Data items
-- BEGIN --

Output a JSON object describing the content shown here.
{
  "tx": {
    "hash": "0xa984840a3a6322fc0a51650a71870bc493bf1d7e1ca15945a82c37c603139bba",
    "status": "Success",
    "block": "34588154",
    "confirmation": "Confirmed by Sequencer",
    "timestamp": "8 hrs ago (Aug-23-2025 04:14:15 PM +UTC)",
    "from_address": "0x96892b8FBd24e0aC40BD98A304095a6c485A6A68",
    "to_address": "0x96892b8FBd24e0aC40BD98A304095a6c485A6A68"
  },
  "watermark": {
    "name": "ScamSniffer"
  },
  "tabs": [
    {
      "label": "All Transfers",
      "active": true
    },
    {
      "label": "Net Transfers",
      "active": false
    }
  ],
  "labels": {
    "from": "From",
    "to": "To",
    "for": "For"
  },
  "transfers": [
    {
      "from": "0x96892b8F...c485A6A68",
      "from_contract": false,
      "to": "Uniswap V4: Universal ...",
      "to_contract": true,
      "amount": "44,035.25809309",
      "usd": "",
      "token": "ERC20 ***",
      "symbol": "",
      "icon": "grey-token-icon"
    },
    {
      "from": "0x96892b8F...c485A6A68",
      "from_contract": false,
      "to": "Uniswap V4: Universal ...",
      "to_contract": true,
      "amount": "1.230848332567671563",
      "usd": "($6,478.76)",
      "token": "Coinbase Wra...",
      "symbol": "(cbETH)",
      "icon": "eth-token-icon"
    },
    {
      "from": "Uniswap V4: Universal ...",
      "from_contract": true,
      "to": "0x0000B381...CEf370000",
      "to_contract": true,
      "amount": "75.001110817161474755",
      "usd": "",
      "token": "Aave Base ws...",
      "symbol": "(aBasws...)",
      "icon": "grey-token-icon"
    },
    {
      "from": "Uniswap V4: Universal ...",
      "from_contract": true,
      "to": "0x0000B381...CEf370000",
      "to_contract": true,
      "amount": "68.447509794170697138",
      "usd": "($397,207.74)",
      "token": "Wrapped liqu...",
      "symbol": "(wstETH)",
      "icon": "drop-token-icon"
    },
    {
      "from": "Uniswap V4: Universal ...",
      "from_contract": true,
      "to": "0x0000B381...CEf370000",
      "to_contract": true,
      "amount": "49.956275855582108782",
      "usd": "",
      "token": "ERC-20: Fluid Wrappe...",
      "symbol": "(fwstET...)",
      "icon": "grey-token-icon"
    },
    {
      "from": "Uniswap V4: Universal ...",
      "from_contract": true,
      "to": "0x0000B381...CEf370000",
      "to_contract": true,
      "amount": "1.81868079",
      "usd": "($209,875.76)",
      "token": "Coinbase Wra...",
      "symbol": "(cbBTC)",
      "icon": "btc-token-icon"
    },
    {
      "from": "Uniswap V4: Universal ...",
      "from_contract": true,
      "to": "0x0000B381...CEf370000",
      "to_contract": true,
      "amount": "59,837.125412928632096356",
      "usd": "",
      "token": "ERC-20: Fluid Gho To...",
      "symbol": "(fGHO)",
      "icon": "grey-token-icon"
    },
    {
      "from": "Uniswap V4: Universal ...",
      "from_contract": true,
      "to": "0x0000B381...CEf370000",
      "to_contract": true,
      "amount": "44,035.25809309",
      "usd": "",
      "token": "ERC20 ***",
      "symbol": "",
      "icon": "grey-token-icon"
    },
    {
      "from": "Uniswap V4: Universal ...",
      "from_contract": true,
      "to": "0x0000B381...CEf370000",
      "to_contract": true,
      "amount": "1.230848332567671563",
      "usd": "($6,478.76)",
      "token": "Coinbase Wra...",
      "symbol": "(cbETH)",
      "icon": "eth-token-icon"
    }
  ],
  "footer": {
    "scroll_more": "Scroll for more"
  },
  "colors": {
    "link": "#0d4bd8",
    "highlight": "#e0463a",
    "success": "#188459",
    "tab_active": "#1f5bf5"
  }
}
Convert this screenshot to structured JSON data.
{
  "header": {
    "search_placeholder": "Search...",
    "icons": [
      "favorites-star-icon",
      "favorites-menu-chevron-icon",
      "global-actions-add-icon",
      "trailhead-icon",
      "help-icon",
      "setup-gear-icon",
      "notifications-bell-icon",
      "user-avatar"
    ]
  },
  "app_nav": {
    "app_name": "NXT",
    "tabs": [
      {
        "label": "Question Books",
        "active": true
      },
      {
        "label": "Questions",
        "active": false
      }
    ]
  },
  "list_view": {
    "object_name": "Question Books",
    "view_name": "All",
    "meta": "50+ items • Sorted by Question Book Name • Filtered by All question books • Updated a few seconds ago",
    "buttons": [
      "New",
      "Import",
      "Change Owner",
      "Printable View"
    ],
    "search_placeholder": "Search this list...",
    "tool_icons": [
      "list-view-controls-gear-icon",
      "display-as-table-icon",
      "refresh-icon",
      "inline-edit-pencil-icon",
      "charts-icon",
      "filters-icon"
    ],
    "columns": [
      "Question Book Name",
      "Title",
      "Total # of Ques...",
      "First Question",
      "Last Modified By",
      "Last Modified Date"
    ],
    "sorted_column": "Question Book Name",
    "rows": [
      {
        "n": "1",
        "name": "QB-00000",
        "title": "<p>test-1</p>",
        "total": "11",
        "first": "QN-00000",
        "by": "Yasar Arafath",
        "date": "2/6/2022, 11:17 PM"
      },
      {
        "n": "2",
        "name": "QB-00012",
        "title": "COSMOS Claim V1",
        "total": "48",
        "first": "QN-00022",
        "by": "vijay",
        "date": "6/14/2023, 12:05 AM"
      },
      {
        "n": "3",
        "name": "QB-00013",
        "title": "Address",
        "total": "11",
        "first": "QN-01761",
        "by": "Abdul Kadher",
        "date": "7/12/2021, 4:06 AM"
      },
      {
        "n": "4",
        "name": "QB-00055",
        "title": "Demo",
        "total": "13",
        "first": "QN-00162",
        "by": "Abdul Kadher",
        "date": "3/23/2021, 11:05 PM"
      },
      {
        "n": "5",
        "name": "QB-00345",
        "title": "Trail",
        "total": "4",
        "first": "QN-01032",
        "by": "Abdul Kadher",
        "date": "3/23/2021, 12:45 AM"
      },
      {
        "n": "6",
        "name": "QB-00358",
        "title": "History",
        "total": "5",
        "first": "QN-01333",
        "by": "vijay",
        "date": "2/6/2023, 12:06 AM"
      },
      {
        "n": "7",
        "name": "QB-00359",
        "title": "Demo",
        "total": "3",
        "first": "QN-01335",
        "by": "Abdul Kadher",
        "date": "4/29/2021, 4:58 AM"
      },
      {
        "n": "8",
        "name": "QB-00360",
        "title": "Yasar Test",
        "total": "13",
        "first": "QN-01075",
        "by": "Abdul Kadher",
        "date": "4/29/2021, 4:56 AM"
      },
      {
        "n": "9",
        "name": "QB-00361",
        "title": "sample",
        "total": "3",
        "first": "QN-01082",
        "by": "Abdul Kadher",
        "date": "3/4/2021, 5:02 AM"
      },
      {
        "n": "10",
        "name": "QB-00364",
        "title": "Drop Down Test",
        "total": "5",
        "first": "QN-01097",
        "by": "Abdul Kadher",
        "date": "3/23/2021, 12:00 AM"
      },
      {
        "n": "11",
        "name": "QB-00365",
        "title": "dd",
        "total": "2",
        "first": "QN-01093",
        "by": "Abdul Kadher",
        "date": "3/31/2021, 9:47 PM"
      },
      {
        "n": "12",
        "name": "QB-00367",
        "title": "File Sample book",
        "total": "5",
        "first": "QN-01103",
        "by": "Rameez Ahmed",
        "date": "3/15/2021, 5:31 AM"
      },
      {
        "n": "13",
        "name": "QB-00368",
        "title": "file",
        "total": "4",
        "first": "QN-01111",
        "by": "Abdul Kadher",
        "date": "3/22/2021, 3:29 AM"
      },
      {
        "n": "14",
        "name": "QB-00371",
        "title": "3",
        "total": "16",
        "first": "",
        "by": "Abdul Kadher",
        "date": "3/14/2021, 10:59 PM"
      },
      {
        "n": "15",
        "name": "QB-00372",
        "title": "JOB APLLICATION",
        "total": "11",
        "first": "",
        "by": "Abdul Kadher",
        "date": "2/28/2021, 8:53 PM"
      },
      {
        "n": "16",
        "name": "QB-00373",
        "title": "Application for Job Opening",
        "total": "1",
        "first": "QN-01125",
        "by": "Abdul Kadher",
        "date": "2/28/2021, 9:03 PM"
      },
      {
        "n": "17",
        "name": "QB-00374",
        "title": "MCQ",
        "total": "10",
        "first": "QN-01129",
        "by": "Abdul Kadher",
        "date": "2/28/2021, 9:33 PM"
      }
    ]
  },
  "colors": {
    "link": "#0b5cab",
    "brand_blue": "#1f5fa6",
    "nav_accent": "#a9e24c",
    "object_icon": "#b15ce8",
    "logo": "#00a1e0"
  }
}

-- END --

Written problem
Scan the material for lines with the word "symbol", and copy each line you find.

Worked answer
      "symbol": "",
      "symbol": "(cbETH)",
      "symbol": "(aBasws...)",
      "symbol": "(wstETH)",
      "symbol": "(fwstET...)",
      "symbol": "(cbBTC)",
      "symbol": "(fGHO)",
      "symbol": "",
      "symbol": "(cbETH)",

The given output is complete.